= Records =
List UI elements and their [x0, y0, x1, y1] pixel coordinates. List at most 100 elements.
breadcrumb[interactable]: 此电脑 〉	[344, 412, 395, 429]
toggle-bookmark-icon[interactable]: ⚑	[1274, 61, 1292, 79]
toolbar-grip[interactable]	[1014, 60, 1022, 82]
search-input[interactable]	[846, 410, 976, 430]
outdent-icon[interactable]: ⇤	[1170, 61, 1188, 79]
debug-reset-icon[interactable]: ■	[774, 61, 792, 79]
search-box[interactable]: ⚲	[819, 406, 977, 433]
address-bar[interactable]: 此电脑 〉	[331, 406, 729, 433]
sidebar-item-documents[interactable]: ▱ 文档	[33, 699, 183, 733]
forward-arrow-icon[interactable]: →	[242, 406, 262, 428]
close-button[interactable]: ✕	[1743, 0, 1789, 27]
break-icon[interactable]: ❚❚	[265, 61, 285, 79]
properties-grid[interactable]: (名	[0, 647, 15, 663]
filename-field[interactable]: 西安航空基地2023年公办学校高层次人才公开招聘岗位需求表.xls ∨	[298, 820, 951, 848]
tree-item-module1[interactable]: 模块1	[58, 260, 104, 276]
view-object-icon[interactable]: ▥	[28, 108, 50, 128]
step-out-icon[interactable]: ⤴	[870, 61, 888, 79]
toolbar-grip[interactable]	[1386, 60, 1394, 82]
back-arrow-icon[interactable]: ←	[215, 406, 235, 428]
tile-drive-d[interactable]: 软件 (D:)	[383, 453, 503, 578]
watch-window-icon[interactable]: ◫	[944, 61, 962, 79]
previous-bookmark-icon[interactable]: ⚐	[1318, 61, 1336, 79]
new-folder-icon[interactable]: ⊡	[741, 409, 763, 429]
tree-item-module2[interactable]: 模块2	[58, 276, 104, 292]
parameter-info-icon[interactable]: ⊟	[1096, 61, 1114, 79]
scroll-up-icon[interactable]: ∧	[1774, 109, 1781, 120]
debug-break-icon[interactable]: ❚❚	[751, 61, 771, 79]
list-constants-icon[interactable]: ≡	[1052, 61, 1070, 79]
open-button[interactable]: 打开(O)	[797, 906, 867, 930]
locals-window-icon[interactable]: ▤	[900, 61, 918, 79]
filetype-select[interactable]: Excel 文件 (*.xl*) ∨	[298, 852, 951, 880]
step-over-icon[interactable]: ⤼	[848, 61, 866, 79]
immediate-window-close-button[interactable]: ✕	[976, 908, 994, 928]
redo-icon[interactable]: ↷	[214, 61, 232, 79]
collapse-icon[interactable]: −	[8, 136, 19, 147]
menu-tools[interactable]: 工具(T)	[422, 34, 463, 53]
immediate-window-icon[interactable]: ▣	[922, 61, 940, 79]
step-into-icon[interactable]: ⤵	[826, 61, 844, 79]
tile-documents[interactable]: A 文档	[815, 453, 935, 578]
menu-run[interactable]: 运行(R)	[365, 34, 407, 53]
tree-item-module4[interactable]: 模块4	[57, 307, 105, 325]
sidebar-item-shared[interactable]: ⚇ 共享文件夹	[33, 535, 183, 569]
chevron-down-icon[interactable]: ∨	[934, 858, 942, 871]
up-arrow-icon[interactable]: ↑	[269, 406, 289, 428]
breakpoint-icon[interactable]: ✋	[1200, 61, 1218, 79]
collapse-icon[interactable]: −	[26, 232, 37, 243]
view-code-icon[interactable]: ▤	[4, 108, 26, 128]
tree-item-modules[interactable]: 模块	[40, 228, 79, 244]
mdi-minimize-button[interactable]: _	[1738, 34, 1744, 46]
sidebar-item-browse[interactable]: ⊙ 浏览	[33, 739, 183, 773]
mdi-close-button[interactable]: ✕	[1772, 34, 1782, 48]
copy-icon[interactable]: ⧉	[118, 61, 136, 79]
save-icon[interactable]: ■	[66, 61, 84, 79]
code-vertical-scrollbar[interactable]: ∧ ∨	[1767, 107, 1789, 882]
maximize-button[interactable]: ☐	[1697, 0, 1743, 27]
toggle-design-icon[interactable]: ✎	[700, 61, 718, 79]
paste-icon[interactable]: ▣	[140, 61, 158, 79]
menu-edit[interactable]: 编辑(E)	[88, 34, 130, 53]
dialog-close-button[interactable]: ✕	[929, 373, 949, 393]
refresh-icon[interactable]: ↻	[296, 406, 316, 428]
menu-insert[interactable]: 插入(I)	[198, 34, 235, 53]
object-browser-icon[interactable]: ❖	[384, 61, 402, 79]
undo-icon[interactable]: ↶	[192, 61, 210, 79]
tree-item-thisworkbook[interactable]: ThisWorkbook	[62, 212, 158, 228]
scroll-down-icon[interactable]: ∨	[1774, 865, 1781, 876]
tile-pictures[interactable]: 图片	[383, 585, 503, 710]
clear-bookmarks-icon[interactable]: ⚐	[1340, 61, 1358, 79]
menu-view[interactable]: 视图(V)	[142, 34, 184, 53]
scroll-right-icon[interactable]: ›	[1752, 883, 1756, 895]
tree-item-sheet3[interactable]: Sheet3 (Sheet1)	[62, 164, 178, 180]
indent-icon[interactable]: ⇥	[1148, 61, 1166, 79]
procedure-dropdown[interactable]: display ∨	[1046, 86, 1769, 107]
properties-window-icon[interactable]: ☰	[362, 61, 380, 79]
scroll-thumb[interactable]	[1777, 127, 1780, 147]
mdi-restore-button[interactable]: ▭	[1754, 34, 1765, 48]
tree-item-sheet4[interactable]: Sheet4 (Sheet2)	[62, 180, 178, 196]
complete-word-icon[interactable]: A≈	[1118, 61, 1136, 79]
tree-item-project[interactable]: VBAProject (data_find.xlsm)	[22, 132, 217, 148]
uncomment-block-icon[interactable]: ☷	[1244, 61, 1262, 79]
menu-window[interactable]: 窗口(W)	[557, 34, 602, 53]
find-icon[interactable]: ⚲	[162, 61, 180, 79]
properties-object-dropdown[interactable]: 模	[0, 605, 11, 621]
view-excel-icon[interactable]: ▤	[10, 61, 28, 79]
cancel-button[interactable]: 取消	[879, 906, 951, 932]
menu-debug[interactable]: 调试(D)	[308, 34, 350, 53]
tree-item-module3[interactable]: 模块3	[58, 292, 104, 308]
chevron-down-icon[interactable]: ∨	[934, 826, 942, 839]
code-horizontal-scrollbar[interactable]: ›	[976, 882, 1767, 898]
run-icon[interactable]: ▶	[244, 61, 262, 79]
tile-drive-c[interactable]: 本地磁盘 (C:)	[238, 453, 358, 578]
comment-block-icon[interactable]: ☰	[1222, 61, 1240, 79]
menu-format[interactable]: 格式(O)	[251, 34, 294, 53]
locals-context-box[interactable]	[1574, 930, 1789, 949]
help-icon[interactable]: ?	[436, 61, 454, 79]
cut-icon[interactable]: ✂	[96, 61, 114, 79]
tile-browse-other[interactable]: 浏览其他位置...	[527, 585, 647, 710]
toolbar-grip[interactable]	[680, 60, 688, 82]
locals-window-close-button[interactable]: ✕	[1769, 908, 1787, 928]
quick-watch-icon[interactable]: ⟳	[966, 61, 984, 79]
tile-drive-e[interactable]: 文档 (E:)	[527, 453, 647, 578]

= Objective =
Arrange the entries from the first line up to and including the line with "410, 976, 430]" as a numbered list, leaving out any blank lines.

= Complete response =
1. List UI elements and their [x0, y0, x1, y1] pixel coordinates. List at most 100 elements.
2. breadcrumb[interactable]: 此电脑 〉	[344, 412, 395, 429]
3. toggle-bookmark-icon[interactable]: ⚑	[1274, 61, 1292, 79]
4. toolbar-grip[interactable]	[1014, 60, 1022, 82]
5. search-input[interactable]	[846, 410, 976, 430]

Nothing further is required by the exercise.